[MATERIAL FOR THIS EXERCISE start]
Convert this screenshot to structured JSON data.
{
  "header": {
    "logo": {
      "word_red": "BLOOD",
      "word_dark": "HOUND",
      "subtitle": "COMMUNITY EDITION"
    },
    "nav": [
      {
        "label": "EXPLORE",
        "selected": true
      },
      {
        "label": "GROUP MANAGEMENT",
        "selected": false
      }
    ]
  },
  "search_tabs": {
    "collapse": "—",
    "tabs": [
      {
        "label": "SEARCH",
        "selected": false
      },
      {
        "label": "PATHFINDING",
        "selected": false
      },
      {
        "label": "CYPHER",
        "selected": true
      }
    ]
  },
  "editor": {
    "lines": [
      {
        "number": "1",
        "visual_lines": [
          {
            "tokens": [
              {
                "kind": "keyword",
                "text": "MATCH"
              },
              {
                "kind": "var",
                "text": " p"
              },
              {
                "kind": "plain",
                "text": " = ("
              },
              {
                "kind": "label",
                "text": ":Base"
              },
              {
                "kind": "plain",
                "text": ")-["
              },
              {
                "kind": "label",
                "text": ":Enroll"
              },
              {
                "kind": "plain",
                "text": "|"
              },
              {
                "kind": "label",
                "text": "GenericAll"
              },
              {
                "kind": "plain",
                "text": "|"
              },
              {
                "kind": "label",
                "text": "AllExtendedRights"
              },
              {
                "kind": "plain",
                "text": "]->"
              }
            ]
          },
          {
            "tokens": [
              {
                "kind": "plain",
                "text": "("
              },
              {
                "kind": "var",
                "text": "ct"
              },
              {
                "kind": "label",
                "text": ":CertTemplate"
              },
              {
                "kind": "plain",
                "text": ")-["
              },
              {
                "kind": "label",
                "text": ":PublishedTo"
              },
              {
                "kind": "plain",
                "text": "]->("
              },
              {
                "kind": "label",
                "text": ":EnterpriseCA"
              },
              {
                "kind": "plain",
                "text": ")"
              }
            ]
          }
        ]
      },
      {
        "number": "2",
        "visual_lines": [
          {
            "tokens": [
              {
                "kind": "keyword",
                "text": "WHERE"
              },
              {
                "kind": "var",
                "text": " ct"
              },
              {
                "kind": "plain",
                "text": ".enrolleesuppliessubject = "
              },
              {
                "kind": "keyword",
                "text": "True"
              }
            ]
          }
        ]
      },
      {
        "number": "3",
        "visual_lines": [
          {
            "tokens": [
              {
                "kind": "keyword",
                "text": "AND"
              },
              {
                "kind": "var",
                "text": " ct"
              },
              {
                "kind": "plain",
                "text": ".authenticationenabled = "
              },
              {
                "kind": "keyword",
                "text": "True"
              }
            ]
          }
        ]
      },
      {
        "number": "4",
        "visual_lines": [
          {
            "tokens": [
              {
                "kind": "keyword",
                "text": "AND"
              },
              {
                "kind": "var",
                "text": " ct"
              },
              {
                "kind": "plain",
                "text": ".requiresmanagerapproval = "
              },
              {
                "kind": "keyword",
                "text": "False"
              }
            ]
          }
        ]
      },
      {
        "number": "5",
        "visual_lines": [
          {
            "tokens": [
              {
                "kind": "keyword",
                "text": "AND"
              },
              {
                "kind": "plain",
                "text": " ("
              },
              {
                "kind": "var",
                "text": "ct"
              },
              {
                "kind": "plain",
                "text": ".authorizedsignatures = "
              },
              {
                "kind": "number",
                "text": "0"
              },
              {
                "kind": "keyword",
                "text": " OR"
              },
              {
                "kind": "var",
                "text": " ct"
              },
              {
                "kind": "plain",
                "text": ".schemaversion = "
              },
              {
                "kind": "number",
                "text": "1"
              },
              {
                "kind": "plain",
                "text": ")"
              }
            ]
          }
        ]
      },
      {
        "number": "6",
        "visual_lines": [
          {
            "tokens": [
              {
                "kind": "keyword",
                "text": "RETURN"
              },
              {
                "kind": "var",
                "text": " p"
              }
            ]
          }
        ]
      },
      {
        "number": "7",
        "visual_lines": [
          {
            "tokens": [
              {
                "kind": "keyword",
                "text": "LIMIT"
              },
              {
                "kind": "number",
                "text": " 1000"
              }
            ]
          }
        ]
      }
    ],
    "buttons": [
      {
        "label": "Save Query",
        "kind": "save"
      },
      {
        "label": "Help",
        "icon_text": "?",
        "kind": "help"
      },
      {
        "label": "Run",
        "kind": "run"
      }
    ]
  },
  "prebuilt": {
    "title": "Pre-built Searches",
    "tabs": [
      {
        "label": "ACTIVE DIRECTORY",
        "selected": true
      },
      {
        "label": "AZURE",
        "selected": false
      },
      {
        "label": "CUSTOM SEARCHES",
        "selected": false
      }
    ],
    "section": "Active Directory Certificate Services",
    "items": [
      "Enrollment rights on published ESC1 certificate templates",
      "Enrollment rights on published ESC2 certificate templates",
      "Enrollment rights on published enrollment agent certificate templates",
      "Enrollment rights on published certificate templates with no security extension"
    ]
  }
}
[MATERIAL FOR THIS EXERCISE end]
# [WORK TO COMPLETE]
Reproduce each entry above exactly, keeping every word.

# [ANSWER TO THE PROBLEM]
Convert this screenshot to structured JSON data.
{
  "header": {
    "logo": {
      "word_red": "BLOOD",
      "word_dark": "HOUND",
      "subtitle": "COMMUNITY EDITION"
    },
    "nav": [
      {
        "label": "EXPLORE",
        "selected": true
      },
      {
        "label": "GROUP MANAGEMENT",
        "selected": false
      }
    ]
  },
  "search_tabs": {
    "collapse": "—",
    "tabs": [
      {
        "label": "SEARCH",
        "selected": false
      },
      {
        "label": "PATHFINDING",
        "selected": false
      },
      {
        "label": "CYPHER",
        "selected": true
      }
    ]
  },
  "editor": {
    "lines": [
      {
        "number": "1",
        "visual_lines": [
          {
            "tokens": [
              {
                "kind": "keyword",
                "text": "MATCH"
              },
              {
                "kind": "var",
                "text": " p"
              },
              {
                "kind": "plain",
                "text": " = ("
              },
              {
                "kind": "label",
                "text": ":Base"
              },
              {
                "kind": "plain",
                "text": ")-["
              },
              {
                "kind": "label",
                "text": ":Enroll"
              },
              {
                "kind": "plain",
                "text": "|"
              },
              {
                "kind": "label",
                "text": "GenericAll"
              },
              {
                "kind": "plain",
                "text": "|"
              },
              {
                "kind": "label",
                "text": "AllExtendedRights"
              },
              {
                "kind": "plain",
                "text": "]->"
              }
            ]
          },
          {
            "tokens": [
              {
                "kind": "plain",
                "text": "("
              },
              {
                "kind": "var",
                "text": "ct"
              },
              {
                "kind": "label",
                "text": ":CertTemplate"
              },
              {
                "kind": "plain",
                "text": ")-["
              },
              {
                "kind": "label",
                "text": ":PublishedTo"
              },
              {
                "kind": "plain",
                "text": "]->("
              },
              {
                "kind": "label",
                "text": ":EnterpriseCA"
              },
              {
                "kind": "plain",
                "text": ")"
              }
            ]
          }
        ]
      },
      {
        "number": "2",
        "visual_lines": [
          {
            "tokens": [
              {
                "kind": "keyword",
                "text": "WHERE"
              },
              {
                "kind": "var",
                "text": " ct"
              },
              {
                "kind": "plain",
                "text": ".enrolleesuppliessubject = "
              },
              {
                "kind": "keyword",
                "text": "True"
              }
            ]
          }
        ]
      },
      {
        "number": "3",
        "visual_lines": [
          {
            "tokens": [
              {
                "kind": "keyword",
                "text": "AND"
              },
              {
                "kind": "var",
                "text": " ct"
              },
              {
                "kind": "plain",
                "text": ".authenticationenabled = "
              },
              {
                "kind": "keyword",
                "text": "True"
              }
            ]
          }
        ]
      },
      {
        "number": "4",
        "visual_lines": [
          {
            "tokens": [
              {
                "kind": "keyword",
                "text": "AND"
              },
              {
                "kind": "var",
                "text": " ct"
              },
              {
                "kind": "plain",
                "text": ".requiresmanagerapproval = "
              },
              {
                "kind": "keyword",
                "text": "False"
              }
            ]
          }
        ]
      },
      {
        "number": "5",
        "visual_lines": [
          {
            "tokens": [
              {
                "kind": "keyword",
                "text": "AND"
              },
              {
                "kind": "plain",
                "text": " ("
              },
              {
                "kind": "var",
                "text": "ct"
              },
              {
                "kind": "plain",
                "text": ".authorizedsignatures = "
              },
              {
                "kind": "number",
                "text": "0"
              },
              {
                "kind": "keyword",
                "text": " OR"
              },
              {
                "kind": "var",
                "text": " ct"
              },
              {
                "kind": "plain",
                "text": ".schemaversion = "
              },
              {
                "kind": "number",
                "text": "1"
              },
              {
                "kind": "plain",
                "text": ")"
              }
            ]
          }
        ]
      },
      {
        "number": "6",
        "visual_lines": [
          {
            "tokens": [
              {
                "kind": "keyword",
                "text": "RETURN"
              },
              {
                "kind": "var",
                "text": " p"
              }
            ]
          }
        ]
      },
      {
        "number": "7",
        "visual_lines": [
          {
            "tokens": [
              {
                "kind": "keyword",
                "text": "LIMIT"
              },
              {
                "kind": "number",
                "text": " 1000"
              }
            ]
          }
        ]
      }
    ],
    "buttons": [
      {
        "label": "Save Query",
        "kind": "save"
      },
      {
        "label": "Help",
        "icon_text": "?",
        "kind": "help"
      },
      {
        "label": "Run",
        "kind": "run"
      }
    ]
  },
  "prebuilt": {
    "title": "Pre-built Searches",
    "tabs": [
      {
        "label": "ACTIVE DIRECTORY",
        "selected": true
      },
      {
        "label": "AZURE",
        "selected": false
      },
      {
        "label": "CUSTOM SEARCHES",
        "selected": false
      }
    ],
    "section": "Active Directory Certificate Services",
    "items": [
      "Enrollment rights on published ESC1 certificate templates",
      "Enrollment rights on published ESC2 certificate templates",
      "Enrollment rights on published enrollment agent certificate templates",
      "Enrollment rights on published certificate templates with no security extension"
    ]
  }
}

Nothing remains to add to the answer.